SOURCE DATA:

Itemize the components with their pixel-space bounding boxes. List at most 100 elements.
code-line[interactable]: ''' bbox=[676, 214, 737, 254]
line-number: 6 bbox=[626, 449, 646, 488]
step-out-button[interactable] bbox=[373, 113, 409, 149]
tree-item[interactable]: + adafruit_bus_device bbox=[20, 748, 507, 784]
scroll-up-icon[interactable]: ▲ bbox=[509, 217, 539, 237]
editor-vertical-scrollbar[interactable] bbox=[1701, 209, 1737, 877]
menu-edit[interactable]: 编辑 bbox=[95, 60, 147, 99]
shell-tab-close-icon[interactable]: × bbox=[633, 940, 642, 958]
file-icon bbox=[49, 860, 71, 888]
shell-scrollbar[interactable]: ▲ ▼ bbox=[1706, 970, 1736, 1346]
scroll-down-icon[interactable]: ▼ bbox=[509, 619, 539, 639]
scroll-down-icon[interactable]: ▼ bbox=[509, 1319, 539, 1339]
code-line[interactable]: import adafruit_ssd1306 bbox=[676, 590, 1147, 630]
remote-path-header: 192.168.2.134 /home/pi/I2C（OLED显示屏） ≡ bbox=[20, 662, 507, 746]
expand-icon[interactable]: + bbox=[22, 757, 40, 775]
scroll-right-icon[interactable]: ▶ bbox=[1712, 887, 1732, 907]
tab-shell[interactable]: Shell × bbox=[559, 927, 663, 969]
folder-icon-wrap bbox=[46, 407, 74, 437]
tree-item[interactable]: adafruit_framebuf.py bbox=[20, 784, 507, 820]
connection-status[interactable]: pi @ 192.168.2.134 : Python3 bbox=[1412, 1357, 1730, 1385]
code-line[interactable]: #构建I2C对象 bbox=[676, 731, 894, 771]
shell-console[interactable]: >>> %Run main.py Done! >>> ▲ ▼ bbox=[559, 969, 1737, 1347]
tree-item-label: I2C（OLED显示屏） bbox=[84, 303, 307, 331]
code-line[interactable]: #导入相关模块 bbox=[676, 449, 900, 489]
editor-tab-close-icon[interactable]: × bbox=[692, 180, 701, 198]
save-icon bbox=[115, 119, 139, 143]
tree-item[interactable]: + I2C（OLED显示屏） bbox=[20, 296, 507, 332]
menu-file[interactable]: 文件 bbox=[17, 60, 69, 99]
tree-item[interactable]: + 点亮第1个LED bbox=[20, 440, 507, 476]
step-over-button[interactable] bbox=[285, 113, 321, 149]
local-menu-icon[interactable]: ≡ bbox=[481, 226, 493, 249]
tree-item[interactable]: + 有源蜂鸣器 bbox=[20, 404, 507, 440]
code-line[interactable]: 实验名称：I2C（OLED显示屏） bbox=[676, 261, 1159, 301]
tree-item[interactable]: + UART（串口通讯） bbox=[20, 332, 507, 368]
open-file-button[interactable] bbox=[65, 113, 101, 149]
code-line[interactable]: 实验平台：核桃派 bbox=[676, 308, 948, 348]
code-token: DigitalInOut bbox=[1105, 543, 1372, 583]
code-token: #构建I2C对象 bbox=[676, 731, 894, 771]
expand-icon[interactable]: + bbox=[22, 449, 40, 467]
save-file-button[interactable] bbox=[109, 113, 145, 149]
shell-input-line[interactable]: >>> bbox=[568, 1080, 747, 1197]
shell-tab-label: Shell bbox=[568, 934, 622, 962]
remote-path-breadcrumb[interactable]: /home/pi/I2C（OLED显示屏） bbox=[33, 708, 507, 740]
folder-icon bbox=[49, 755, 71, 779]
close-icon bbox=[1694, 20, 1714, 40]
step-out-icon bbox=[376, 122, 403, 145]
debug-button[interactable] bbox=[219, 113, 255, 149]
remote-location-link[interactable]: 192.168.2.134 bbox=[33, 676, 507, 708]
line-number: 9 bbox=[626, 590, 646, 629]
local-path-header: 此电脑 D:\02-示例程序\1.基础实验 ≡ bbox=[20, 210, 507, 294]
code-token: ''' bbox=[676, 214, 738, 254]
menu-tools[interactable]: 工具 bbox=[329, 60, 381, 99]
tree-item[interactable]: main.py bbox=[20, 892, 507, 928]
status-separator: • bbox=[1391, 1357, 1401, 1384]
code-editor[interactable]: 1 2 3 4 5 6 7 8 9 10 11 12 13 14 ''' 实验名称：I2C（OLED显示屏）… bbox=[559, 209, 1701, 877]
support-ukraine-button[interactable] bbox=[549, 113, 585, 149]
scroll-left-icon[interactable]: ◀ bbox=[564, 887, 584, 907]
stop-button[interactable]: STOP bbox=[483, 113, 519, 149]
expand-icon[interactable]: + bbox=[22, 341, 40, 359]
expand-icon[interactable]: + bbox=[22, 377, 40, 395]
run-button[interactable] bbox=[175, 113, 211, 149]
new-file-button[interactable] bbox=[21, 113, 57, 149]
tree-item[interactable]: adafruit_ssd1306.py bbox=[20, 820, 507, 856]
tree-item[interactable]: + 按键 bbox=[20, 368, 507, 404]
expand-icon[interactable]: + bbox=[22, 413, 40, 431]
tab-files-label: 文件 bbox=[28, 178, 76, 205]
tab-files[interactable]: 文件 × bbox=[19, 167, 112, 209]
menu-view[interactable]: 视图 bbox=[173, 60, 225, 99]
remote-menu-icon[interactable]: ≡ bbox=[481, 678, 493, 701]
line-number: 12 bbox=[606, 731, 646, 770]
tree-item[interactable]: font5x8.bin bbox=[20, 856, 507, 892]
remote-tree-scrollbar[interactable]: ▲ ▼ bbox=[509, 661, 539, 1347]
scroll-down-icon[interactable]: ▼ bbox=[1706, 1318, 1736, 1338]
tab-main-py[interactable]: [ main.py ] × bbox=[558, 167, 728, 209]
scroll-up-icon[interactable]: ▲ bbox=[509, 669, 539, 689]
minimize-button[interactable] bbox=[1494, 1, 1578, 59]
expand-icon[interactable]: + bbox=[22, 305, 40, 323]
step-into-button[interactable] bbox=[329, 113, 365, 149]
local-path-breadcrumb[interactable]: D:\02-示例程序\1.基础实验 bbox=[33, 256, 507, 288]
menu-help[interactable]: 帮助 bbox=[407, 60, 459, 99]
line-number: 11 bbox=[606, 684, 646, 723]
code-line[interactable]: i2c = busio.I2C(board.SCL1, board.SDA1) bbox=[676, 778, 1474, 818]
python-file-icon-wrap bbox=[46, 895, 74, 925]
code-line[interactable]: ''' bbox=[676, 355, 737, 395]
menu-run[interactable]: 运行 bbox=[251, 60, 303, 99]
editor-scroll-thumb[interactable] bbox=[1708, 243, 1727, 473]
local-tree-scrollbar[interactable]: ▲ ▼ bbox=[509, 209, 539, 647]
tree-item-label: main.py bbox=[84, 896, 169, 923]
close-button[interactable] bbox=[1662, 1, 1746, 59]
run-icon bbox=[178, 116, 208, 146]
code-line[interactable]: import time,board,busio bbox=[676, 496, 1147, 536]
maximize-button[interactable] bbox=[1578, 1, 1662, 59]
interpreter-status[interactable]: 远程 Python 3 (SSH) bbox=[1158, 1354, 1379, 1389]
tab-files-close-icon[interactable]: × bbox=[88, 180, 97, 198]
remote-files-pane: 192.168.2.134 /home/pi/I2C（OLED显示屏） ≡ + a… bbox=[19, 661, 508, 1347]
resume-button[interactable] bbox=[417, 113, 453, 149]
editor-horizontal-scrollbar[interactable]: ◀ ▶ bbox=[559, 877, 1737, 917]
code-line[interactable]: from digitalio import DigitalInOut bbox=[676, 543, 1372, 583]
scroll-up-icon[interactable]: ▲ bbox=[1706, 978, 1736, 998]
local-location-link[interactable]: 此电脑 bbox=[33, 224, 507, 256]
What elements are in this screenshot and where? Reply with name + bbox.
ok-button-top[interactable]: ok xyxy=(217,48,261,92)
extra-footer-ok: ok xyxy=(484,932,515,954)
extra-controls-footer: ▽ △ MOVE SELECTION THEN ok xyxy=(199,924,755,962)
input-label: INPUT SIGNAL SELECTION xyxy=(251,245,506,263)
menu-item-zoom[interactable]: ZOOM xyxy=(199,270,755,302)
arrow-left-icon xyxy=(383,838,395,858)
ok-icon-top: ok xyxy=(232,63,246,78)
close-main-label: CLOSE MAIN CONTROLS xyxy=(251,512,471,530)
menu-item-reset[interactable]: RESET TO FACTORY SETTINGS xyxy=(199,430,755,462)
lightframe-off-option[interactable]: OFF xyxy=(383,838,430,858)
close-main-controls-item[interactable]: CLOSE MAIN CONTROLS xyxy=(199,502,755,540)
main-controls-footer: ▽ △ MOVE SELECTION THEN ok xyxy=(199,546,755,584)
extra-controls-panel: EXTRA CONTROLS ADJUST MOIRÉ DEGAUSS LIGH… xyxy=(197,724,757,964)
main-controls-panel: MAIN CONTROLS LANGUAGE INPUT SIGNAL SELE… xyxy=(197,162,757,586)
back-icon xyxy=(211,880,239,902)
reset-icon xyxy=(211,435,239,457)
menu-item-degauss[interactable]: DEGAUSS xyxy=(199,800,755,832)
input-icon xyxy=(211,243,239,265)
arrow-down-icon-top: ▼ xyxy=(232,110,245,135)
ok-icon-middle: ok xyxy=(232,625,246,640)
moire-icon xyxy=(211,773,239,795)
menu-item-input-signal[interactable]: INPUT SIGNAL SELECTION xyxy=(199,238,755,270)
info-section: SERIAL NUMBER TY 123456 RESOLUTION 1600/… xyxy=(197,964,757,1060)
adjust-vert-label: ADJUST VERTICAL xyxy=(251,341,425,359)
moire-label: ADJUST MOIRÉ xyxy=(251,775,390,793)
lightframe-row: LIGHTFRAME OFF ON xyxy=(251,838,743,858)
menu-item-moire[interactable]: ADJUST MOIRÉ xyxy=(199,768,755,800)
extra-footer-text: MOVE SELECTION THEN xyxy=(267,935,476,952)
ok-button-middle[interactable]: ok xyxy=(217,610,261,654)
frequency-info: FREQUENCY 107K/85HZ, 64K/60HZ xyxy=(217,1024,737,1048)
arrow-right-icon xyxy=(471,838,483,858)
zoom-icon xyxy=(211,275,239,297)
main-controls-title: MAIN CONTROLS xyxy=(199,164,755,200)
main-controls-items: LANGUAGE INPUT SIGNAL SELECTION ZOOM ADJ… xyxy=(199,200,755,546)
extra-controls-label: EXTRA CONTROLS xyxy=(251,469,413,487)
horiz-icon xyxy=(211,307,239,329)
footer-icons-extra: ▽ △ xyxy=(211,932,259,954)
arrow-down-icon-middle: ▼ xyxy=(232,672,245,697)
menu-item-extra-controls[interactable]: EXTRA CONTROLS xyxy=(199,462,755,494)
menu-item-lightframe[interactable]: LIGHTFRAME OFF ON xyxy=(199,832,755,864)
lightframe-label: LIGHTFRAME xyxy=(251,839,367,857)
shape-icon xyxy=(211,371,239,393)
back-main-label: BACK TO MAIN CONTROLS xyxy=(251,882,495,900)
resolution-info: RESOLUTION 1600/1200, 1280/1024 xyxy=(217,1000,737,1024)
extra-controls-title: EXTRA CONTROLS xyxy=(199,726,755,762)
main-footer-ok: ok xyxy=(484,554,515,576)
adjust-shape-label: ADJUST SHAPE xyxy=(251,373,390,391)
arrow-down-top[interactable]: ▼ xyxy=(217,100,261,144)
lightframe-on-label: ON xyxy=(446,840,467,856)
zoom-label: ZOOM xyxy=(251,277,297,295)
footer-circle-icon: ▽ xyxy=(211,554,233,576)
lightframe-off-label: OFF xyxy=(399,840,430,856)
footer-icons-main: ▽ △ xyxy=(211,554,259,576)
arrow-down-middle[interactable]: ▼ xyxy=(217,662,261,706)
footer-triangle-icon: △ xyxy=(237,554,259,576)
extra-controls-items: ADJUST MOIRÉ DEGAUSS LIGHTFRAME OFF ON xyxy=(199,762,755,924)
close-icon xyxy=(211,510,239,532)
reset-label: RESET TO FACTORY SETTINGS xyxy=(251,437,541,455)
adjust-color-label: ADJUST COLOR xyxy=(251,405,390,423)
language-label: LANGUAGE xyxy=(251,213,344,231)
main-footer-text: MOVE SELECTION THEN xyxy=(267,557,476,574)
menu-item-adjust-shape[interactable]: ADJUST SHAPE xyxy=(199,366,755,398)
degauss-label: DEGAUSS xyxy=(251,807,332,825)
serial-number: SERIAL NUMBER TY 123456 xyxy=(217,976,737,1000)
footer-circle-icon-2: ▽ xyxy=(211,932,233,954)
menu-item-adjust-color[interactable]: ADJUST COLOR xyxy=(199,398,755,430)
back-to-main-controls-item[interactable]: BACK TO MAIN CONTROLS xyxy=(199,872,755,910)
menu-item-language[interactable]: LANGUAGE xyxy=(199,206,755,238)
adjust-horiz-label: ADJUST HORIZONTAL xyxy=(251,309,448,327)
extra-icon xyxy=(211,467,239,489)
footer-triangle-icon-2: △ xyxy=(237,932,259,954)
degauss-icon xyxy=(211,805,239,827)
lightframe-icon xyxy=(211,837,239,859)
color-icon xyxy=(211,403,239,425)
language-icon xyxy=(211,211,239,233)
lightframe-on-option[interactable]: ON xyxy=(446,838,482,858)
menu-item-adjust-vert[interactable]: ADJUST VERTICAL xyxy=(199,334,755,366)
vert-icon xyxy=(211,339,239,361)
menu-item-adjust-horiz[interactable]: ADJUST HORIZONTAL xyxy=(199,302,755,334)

DIRECTIONS: Copy the entries above word for word, starting at the first line and ending with the line that contains "tab-shell[interactable]: Shell ×".

TASK SOLUTION:
Itemize the components with their pixel-space bounding boxes. List at most 100 elements.
code-line[interactable]: ''' bbox=[676, 214, 737, 254]
line-number: 6 bbox=[626, 449, 646, 488]
step-out-button[interactable] bbox=[373, 113, 409, 149]
tree-item[interactable]: + adafruit_bus_device bbox=[20, 748, 507, 784]
scroll-up-icon[interactable]: ▲ bbox=[509, 217, 539, 237]
editor-vertical-scrollbar[interactable] bbox=[1701, 209, 1737, 877]
menu-edit[interactable]: 编辑 bbox=[95, 60, 147, 99]
shell-tab-close-icon[interactable]: × bbox=[633, 940, 642, 958]
file-icon bbox=[49, 860, 71, 888]
shell-scrollbar[interactable]: ▲ ▼ bbox=[1706, 970, 1736, 1346]
scroll-down-icon[interactable]: ▼ bbox=[509, 619, 539, 639]
scroll-down-icon[interactable]: ▼ bbox=[509, 1319, 539, 1339]
code-line[interactable]: import adafruit_ssd1306 bbox=[676, 590, 1147, 630]
remote-path-header: 192.168.2.134 /home/pi/I2C（OLED显示屏） ≡ bbox=[20, 662, 507, 746]
expand-icon[interactable]: + bbox=[22, 757, 40, 775]
scroll-right-icon[interactable]: ▶ bbox=[1712, 887, 1732, 907]
tab-shell[interactable]: Shell × bbox=[559, 927, 663, 969]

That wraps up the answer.